=== WHAT YOU HAVE TO DO ===
Make an exact copy of the records, dropping all pictures.

=== SUPPLIED DATA ===

_ _ _ _ _ _ _

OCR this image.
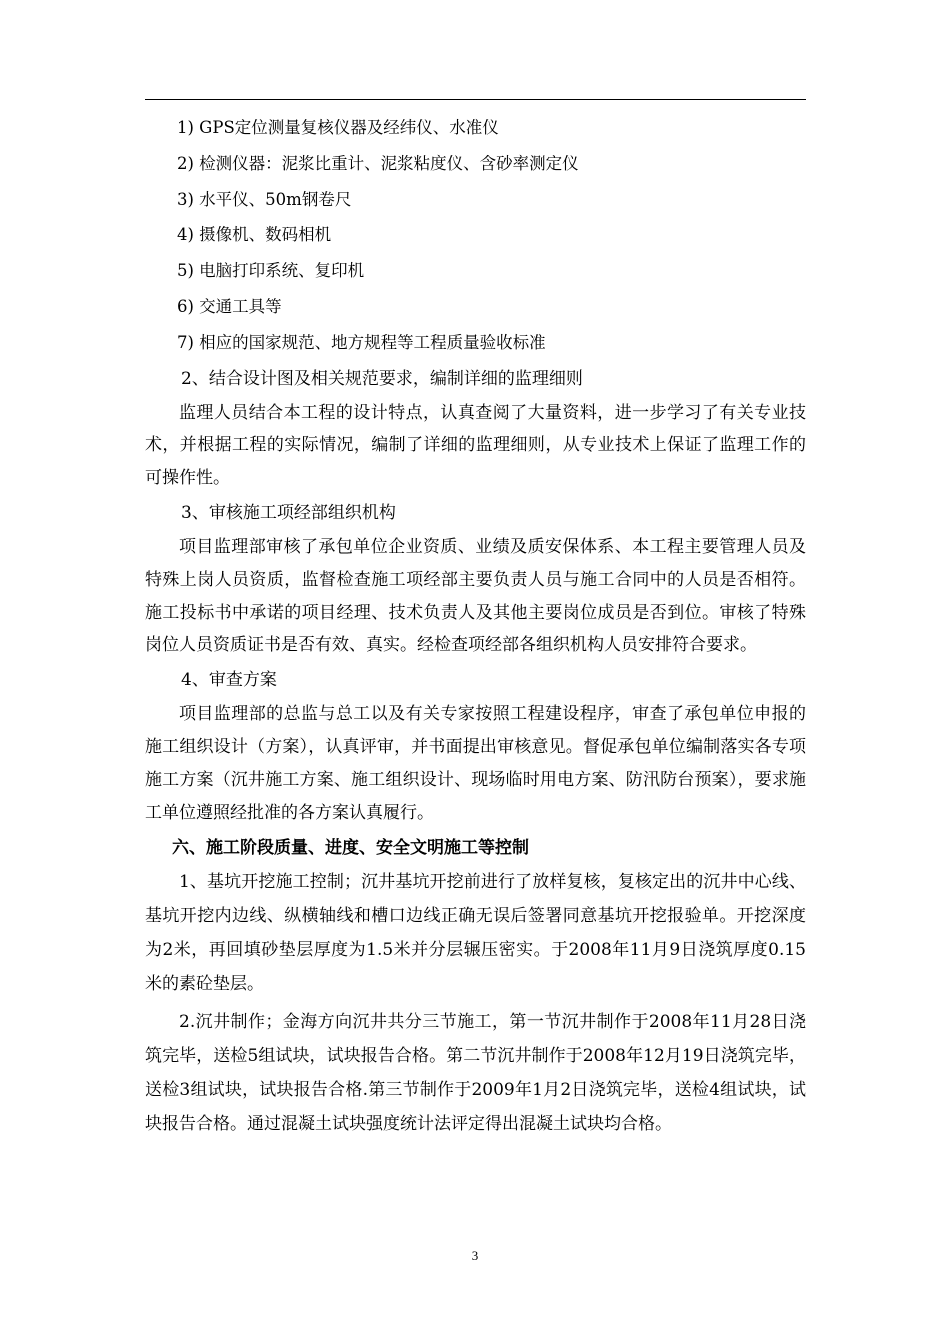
1) GPS定位测量复核仪器及经纬仪、水准仪
2) 检测仪器：泥浆比重计、泥浆粘度仪、含砂率测定仪
3) 水平仪、50m钢卷尺
4) 摄像机、数码相机
5) 电脑打印系统、复印机
6) 交通工具等
7) 相应的国家规范、地方规程等工程质量验收标准
2、结合设计图及相关规范要求，编制详细的监理细则

监理人员结合本工程的设计特点，认真查阅了大量资料，进一步学习了有关专业技术，并根据工程的实际情况，编制了详细的监理细则，从专业技术上保证了监理工作的可操作性。

3、审核施工项经部组织机构

项目监理部审核了承包单位企业资质、业绩及质安保体系、本工程主要管理人员及特殊上岗人员资质，监督检查施工项经部主要负责人员与施工合同中的人员是否相符。施工投标书中承诺的项目经理、技术负责人及其他主要岗位成员是否到位。审核了特殊岗位人员资质证书是否有效、真实。经检查项经部各组织机构人员安排符合要求。

4、审查方案

项目监理部的总监与总工以及有关专家按照工程建设程序，审查了承包单位申报的施工组织设计（方案），认真评审，并书面提出审核意见。督促承包单位编制落实各专项施工方案（沉井施工方案、施工组织设计、现场临时用电方案、防汛防台预案），要求施工单位遵照经批准的各方案认真履行。

六、施工阶段质量、进度、安全文明施工等控制

1、基坑开挖施工控制；沉井基坑开挖前进行了放样复核，复核定出的沉井中心线、基坑开挖内边线、纵横轴线和槽口边线正确无误后签署同意基坑开挖报验单。开挖深度为2米，再回填砂垫层厚度为1.5米并分层辗压密实。于2008年11月9日浇筑厚度0.15米的素砼垫层。

2.沉井制作；金海方向沉井共分三节施工，第一节沉井制作于2008年11月28日浇筑完毕，送检5组试块，试块报告合格。第二节沉井制作于2008年12月19日浇筑完毕，送检3组试块，试块报告合格.第三节制作于2009年1月2日浇筑完毕，送检4组试块，试块报告合格。通过混凝土试块强度统计法评定得出混凝土试块均合格。

3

_ _ _ _ _ _ _

=== ANSWER FOR THE TASK ===
OCR this image.
1) GPS定位测量复核仪器及经纬仪、水准仪
2) 检测仪器：泥浆比重计、泥浆粘度仪、含砂率测定仪
3) 水平仪、50m钢卷尺
4) 摄像机、数码相机
5) 电脑打印系统、复印机
6) 交通工具等
7) 相应的国家规范、地方规程等工程质量验收标准
2、结合设计图及相关规范要求，编制详细的监理细则

监理人员结合本工程的设计特点，认真查阅了大量资料，进一步学习了有关专业技术，并根据工程的实际情况，编制了详细的监理细则，从专业技术上保证了监理工作的可操作性。

3、审核施工项经部组织机构

项目监理部审核了承包单位企业资质、业绩及质安保体系、本工程主要管理人员及特殊上岗人员资质，监督检查施工项经部主要负责人员与施工合同中的人员是否相符。施工投标书中承诺的项目经理、技术负责人及其他主要岗位成员是否到位。审核了特殊岗位人员资质证书是否有效、真实。经检查项经部各组织机构人员安排符合要求。

4、审查方案

项目监理部的总监与总工以及有关专家按照工程建设程序，审查了承包单位申报的施工组织设计（方案），认真评审，并书面提出审核意见。督促承包单位编制落实各专项施工方案（沉井施工方案、施工组织设计、现场临时用电方案、防汛防台预案），要求施工单位遵照经批准的各方案认真履行。

六、施工阶段质量、进度、安全文明施工等控制

1、基坑开挖施工控制；沉井基坑开挖前进行了放样复核，复核定出的沉井中心线、基坑开挖内边线、纵横轴线和槽口边线正确无误后签署同意基坑开挖报验单。开挖深度为2米，再回填砂垫层厚度为1.5米并分层辗压密实。于2008年11月9日浇筑厚度0.15米的素砼垫层。

2.沉井制作；金海方向沉井共分三节施工，第一节沉井制作于2008年11月28日浇筑完毕，送检5组试块，试块报告合格。第二节沉井制作于2008年12月19日浇筑完毕，送检3组试块，试块报告合格.第三节制作于2009年1月2日浇筑完毕，送检4组试块，试块报告合格。通过混凝土试块强度统计法评定得出混凝土试块均合格。

3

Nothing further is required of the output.